What you are asked to do: Reproduce the listing below word for word, with no pictures.

Input for this task:

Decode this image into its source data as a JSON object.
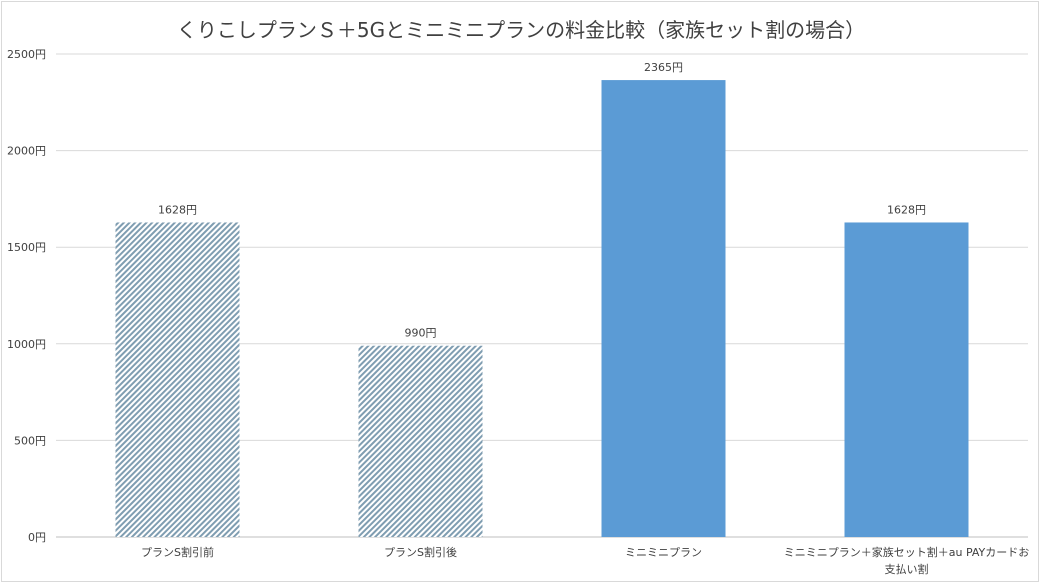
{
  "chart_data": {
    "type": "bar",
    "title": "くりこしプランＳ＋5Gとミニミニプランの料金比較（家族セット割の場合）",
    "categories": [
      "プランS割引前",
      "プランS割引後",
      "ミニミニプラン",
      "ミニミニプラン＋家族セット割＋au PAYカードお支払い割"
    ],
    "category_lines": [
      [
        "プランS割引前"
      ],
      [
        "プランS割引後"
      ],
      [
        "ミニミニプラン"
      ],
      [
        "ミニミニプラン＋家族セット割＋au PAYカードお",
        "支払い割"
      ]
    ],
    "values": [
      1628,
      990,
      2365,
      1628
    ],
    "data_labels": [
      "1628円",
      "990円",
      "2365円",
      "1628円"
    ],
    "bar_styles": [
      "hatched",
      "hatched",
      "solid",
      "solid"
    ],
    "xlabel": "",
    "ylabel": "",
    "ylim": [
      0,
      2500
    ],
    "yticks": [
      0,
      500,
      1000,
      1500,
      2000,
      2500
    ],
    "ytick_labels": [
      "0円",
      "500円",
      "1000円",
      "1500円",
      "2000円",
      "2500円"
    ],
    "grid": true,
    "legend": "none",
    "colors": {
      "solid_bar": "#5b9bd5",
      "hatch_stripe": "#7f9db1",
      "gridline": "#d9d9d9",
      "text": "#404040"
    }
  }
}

Correct answer:
Decode this image into its source data as a JSON object.
{
  "chart_data": {
    "type": "bar",
    "title": "くりこしプランＳ＋5Gとミニミニプランの料金比較（家族セット割の場合）",
    "categories": [
      "プランS割引前",
      "プランS割引後",
      "ミニミニプラン",
      "ミニミニプラン＋家族セット割＋au PAYカードお支払い割"
    ],
    "category_lines": [
      [
        "プランS割引前"
      ],
      [
        "プランS割引後"
      ],
      [
        "ミニミニプラン"
      ],
      [
        "ミニミニプラン＋家族セット割＋au PAYカードお",
        "支払い割"
      ]
    ],
    "values": [
      1628,
      990,
      2365,
      1628
    ],
    "data_labels": [
      "1628円",
      "990円",
      "2365円",
      "1628円"
    ],
    "bar_styles": [
      "hatched",
      "hatched",
      "solid",
      "solid"
    ],
    "xlabel": "",
    "ylabel": "",
    "ylim": [
      0,
      2500
    ],
    "yticks": [
      0,
      500,
      1000,
      1500,
      2000,
      2500
    ],
    "ytick_labels": [
      "0円",
      "500円",
      "1000円",
      "1500円",
      "2000円",
      "2500円"
    ],
    "grid": true,
    "legend": "none",
    "colors": {
      "solid_bar": "#5b9bd5",
      "hatch_stripe": "#7f9db1",
      "gridline": "#d9d9d9",
      "text": "#404040"
    }
  }
}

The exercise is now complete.